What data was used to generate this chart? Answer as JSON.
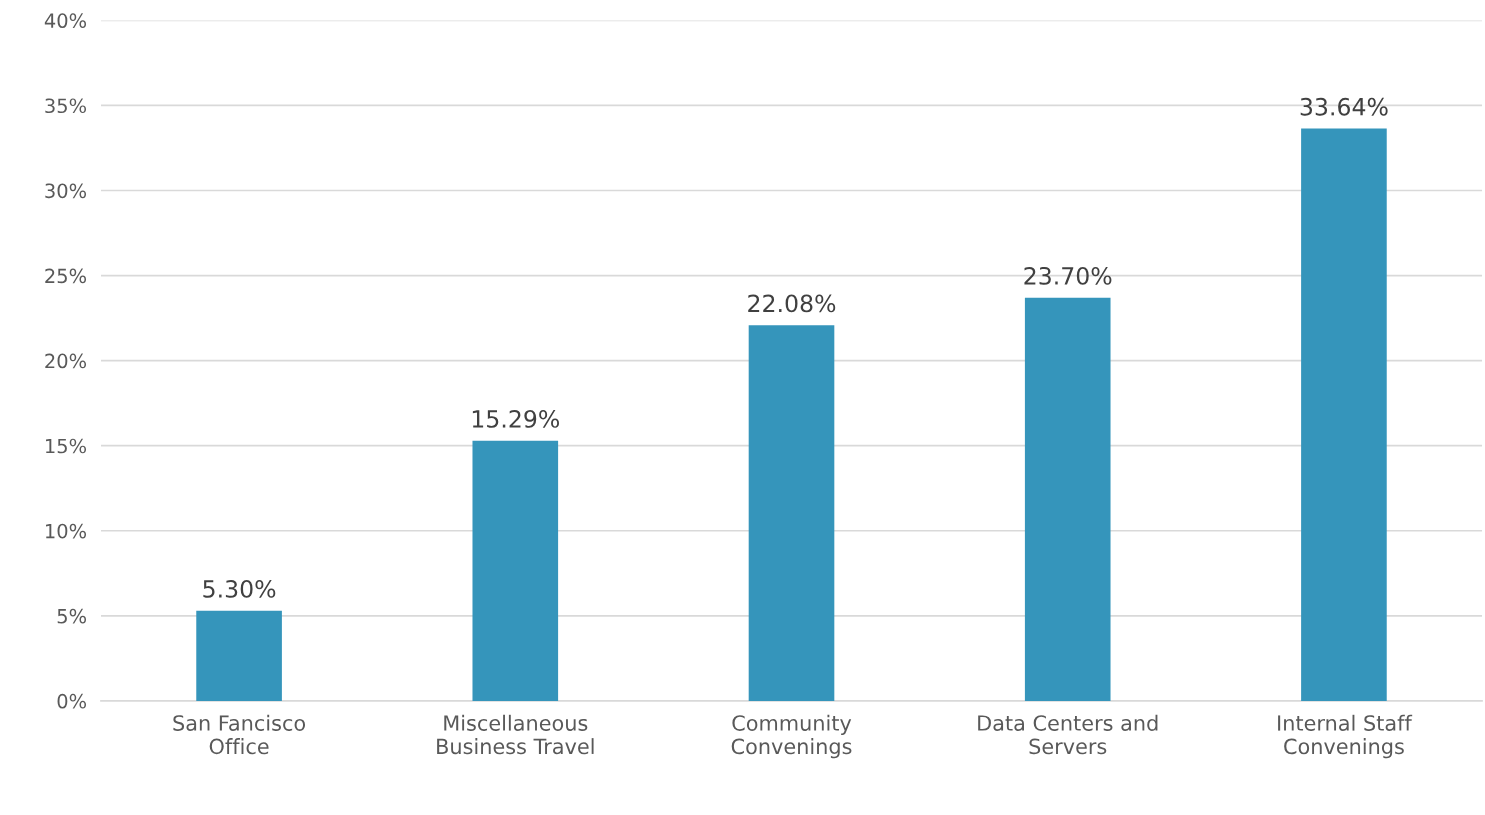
{
  "chart_data": {
    "type": "bar",
    "categories": [
      "San Fancisco\nOffice",
      "Miscellaneous\nBusiness Travel",
      "Community\nConvenings",
      "Data Centers and\nServers",
      "Internal Staff\nConvenings"
    ],
    "values": [
      5.3,
      15.29,
      22.08,
      23.7,
      33.64
    ],
    "value_labels": [
      "5.30%",
      "15.29%",
      "22.08%",
      "23.70%",
      "33.64%"
    ],
    "color": "#3595bb",
    "ylim": [
      0,
      40
    ],
    "yticks": [
      {
        "value": 0,
        "label": "0%"
      },
      {
        "value": 5,
        "label": "5%"
      },
      {
        "value": 10,
        "label": "10%"
      },
      {
        "value": 15,
        "label": "15%"
      },
      {
        "value": 20,
        "label": "20%"
      },
      {
        "value": 25,
        "label": "25%"
      },
      {
        "value": 30,
        "label": "30%"
      },
      {
        "value": 35,
        "label": "35%"
      },
      {
        "value": 40,
        "label": "40%"
      }
    ],
    "grid": "y",
    "legend": false
  }
}
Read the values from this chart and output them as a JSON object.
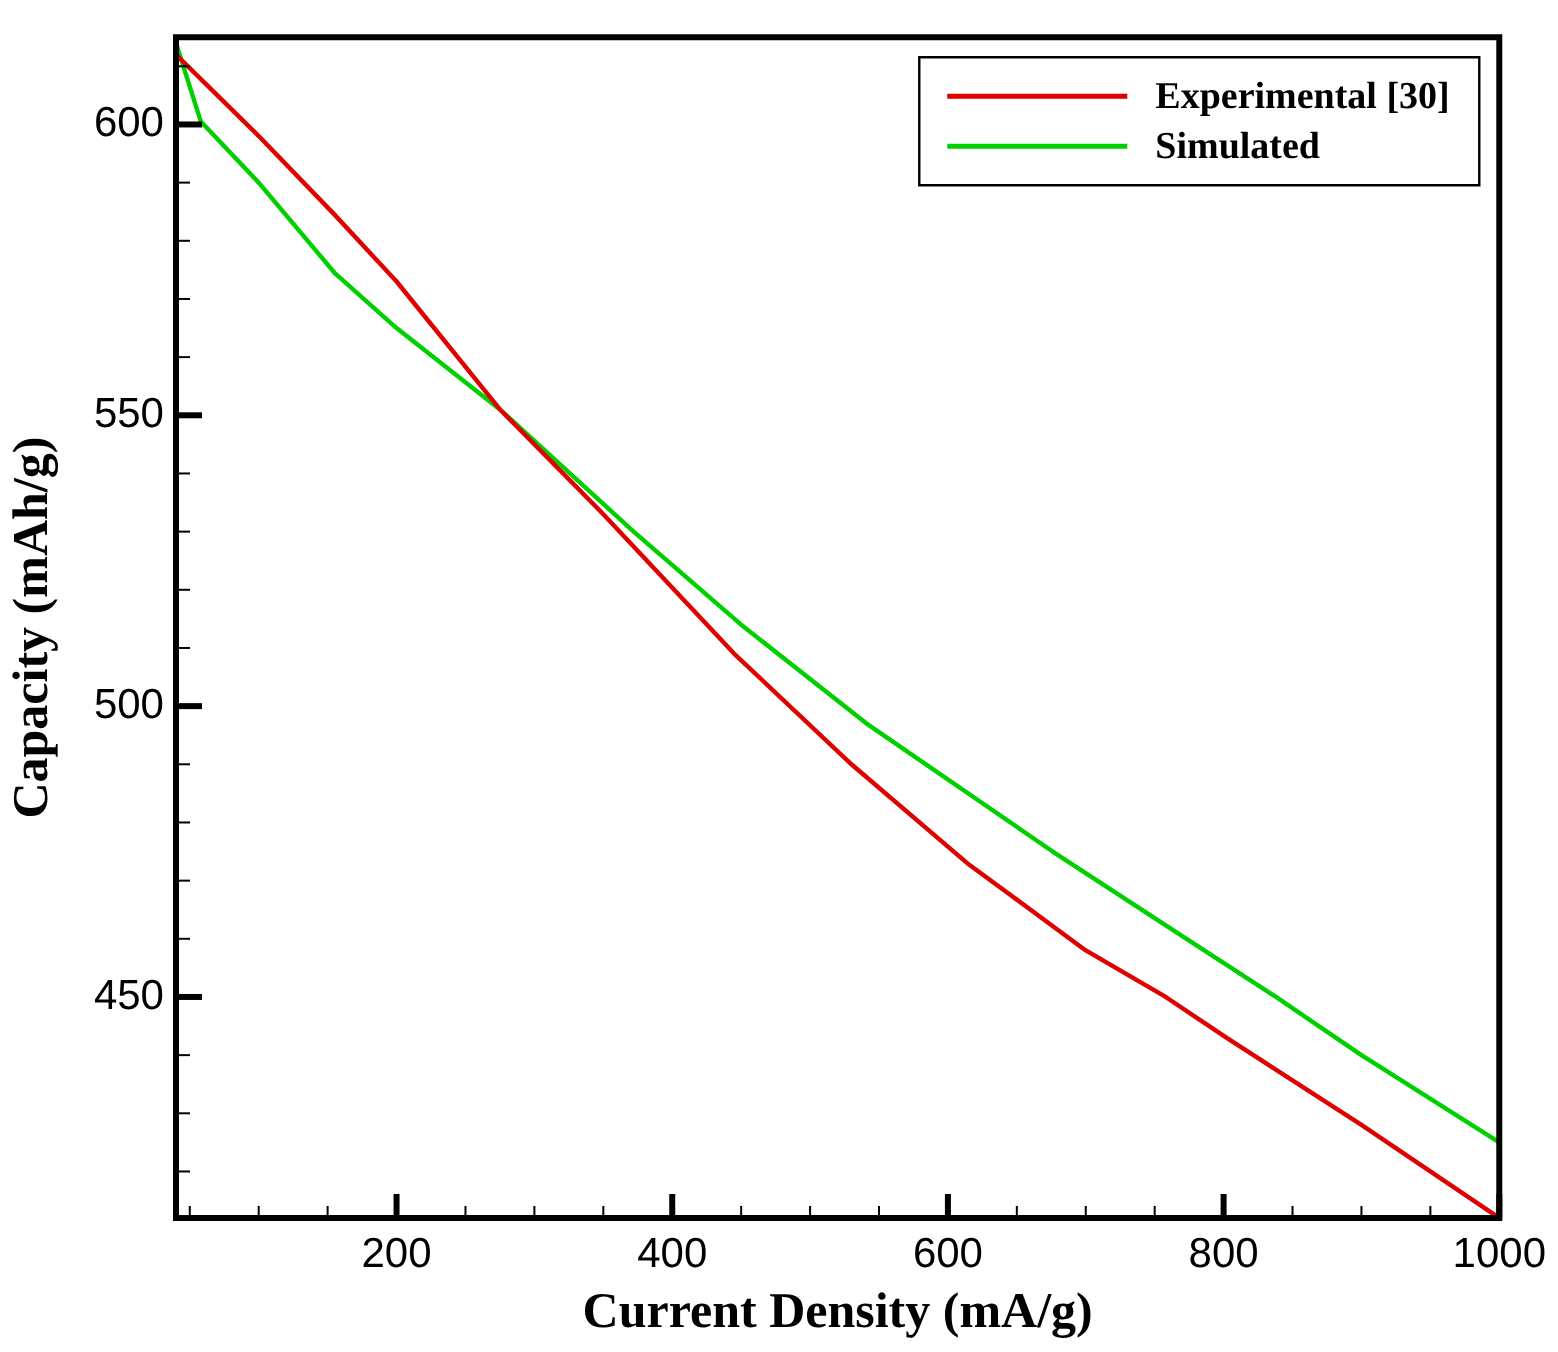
{
  "chart_data": {
    "type": "line",
    "xlabel": "Current Density (mA/g)",
    "ylabel": "Capacity (mAh/g)",
    "xlim": [
      40,
      1000
    ],
    "ylim": [
      412,
      615
    ],
    "xticks": [
      {
        "value": 50,
        "label": null
      },
      {
        "value": 100,
        "label": null
      },
      {
        "value": 150,
        "label": null
      },
      200,
      {
        "value": 250,
        "label": null
      },
      {
        "value": 300,
        "label": null
      },
      {
        "value": 350,
        "label": null
      },
      400,
      {
        "value": 450,
        "label": null
      },
      {
        "value": 500,
        "label": null
      },
      {
        "value": 550,
        "label": null
      },
      600,
      {
        "value": 650,
        "label": null
      },
      {
        "value": 700,
        "label": null
      },
      {
        "value": 750,
        "label": null
      },
      800,
      {
        "value": 850,
        "label": null
      },
      {
        "value": 900,
        "label": null
      },
      {
        "value": 950,
        "label": null
      },
      1000
    ],
    "yticks": [
      {
        "value": 420,
        "label": null
      },
      {
        "value": 430,
        "label": null
      },
      {
        "value": 440,
        "label": null
      },
      450,
      {
        "value": 460,
        "label": null
      },
      {
        "value": 470,
        "label": null
      },
      {
        "value": 480,
        "label": null
      },
      {
        "value": 490,
        "label": null
      },
      500,
      {
        "value": 510,
        "label": null
      },
      {
        "value": 520,
        "label": null
      },
      {
        "value": 530,
        "label": null
      },
      {
        "value": 540,
        "label": null
      },
      550,
      {
        "value": 560,
        "label": null
      },
      {
        "value": 570,
        "label": null
      },
      {
        "value": 580,
        "label": null
      },
      {
        "value": 590,
        "label": null
      },
      600,
      {
        "value": 610,
        "label": null
      }
    ],
    "legend": "top right",
    "grid": false,
    "marker": "none",
    "line_style": "solid",
    "series": [
      {
        "name": "Experimental [30]",
        "color": "#e00000",
        "x": [
          40,
          100,
          155,
          200,
          275,
          350,
          445,
          530,
          614,
          700,
          758,
          802,
          900,
          1000
        ],
        "values": [
          612,
          598,
          584.5,
          573,
          551,
          533,
          509,
          490,
          473,
          458,
          450,
          443,
          428,
          412
        ]
      },
      {
        "name": "Simulated",
        "color": "#00d000",
        "x": [
          40,
          58,
          100,
          155,
          200,
          275,
          372,
          450,
          541,
          676,
          760,
          838,
          900,
          1000
        ],
        "values": [
          614,
          600.5,
          590,
          574.5,
          565,
          551,
          530,
          514,
          497,
          475,
          462,
          450,
          440,
          425
        ]
      }
    ]
  }
}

:::

Write out all the records again, exactly, minus any pictures.

What data was used to generate this chart? Answer as JSON.
{
  "chart_data": {
    "type": "bar",
    "categories": [
      "San Fancisco\nOffice",
      "Miscellaneous\nBusiness Travel",
      "Community\nConvenings",
      "Data Centers and\nServers",
      "Internal Staff\nConvenings"
    ],
    "values": [
      5.3,
      15.29,
      22.08,
      23.7,
      33.64
    ],
    "value_labels": [
      "5.30%",
      "15.29%",
      "22.08%",
      "23.70%",
      "33.64%"
    ],
    "color": "#3595bb",
    "ylim": [
      0,
      40
    ],
    "yticks": [
      {
        "value": 0,
        "label": "0%"
      },
      {
        "value": 5,
        "label": "5%"
      },
      {
        "value": 10,
        "label": "10%"
      },
      {
        "value": 15,
        "label": "15%"
      },
      {
        "value": 20,
        "label": "20%"
      },
      {
        "value": 25,
        "label": "25%"
      },
      {
        "value": 30,
        "label": "30%"
      },
      {
        "value": 35,
        "label": "35%"
      },
      {
        "value": 40,
        "label": "40%"
      }
    ],
    "grid": "y",
    "legend": false
  }
}
Read the values from this chart and output them as a JSON object.
{
  "chart_data": {
    "type": "line",
    "xlabel": "Current Density (mA/g)",
    "ylabel": "Capacity (mAh/g)",
    "xlim": [
      40,
      1000
    ],
    "ylim": [
      412,
      615
    ],
    "xticks": [
      {
        "value": 50,
        "label": null
      },
      {
        "value": 100,
        "label": null
      },
      {
        "value": 150,
        "label": null
      },
      200,
      {
        "value": 250,
        "label": null
      },
      {
        "value": 300,
        "label": null
      },
      {
        "value": 350,
        "label": null
      },
      400,
      {
        "value": 450,
        "label": null
      },
      {
        "value": 500,
        "label": null
      },
      {
        "value": 550,
        "label": null
      },
      600,
      {
        "value": 650,
        "label": null
      },
      {
        "value": 700,
        "label": null
      },
      {
        "value": 750,
        "label": null
      },
      800,
      {
        "value": 850,
        "label": null
      },
      {
        "value": 900,
        "label": null
      },
      {
        "value": 950,
        "label": null
      },
      1000
    ],
    "yticks": [
      {
        "value": 420,
        "label": null
      },
      {
        "value": 430,
        "label": null
      },
      {
        "value": 440,
        "label": null
      },
      450,
      {
        "value": 460,
        "label": null
      },
      {
        "value": 470,
        "label": null
      },
      {
        "value": 480,
        "label": null
      },
      {
        "value": 490,
        "label": null
      },
      500,
      {
        "value": 510,
        "label": null
      },
      {
        "value": 520,
        "label": null
      },
      {
        "value": 530,
        "label": null
      },
      {
        "value": 540,
        "label": null
      },
      550,
      {
        "value": 560,
        "label": null
      },
      {
        "value": 570,
        "label": null
      },
      {
        "value": 580,
        "label": null
      },
      {
        "value": 590,
        "label": null
      },
      600,
      {
        "value": 610,
        "label": null
      }
    ],
    "legend": "top right",
    "grid": false,
    "marker": "none",
    "line_style": "solid",
    "series": [
      {
        "name": "Experimental [30]",
        "color": "#e00000",
        "x": [
          40,
          100,
          155,
          200,
          275,
          350,
          445,
          530,
          614,
          700,
          758,
          802,
          900,
          1000
        ],
        "values": [
          612,
          598,
          584.5,
          573,
          551,
          533,
          509,
          490,
          473,
          458,
          450,
          443,
          428,
          412
        ]
      },
      {
        "name": "Simulated",
        "color": "#00d000",
        "x": [
          40,
          58,
          100,
          155,
          200,
          275,
          372,
          450,
          541,
          676,
          760,
          838,
          900,
          1000
        ],
        "values": [
          614,
          600.5,
          590,
          574.5,
          565,
          551,
          530,
          514,
          497,
          475,
          462,
          450,
          440,
          425
        ]
      }
    ]
  }
}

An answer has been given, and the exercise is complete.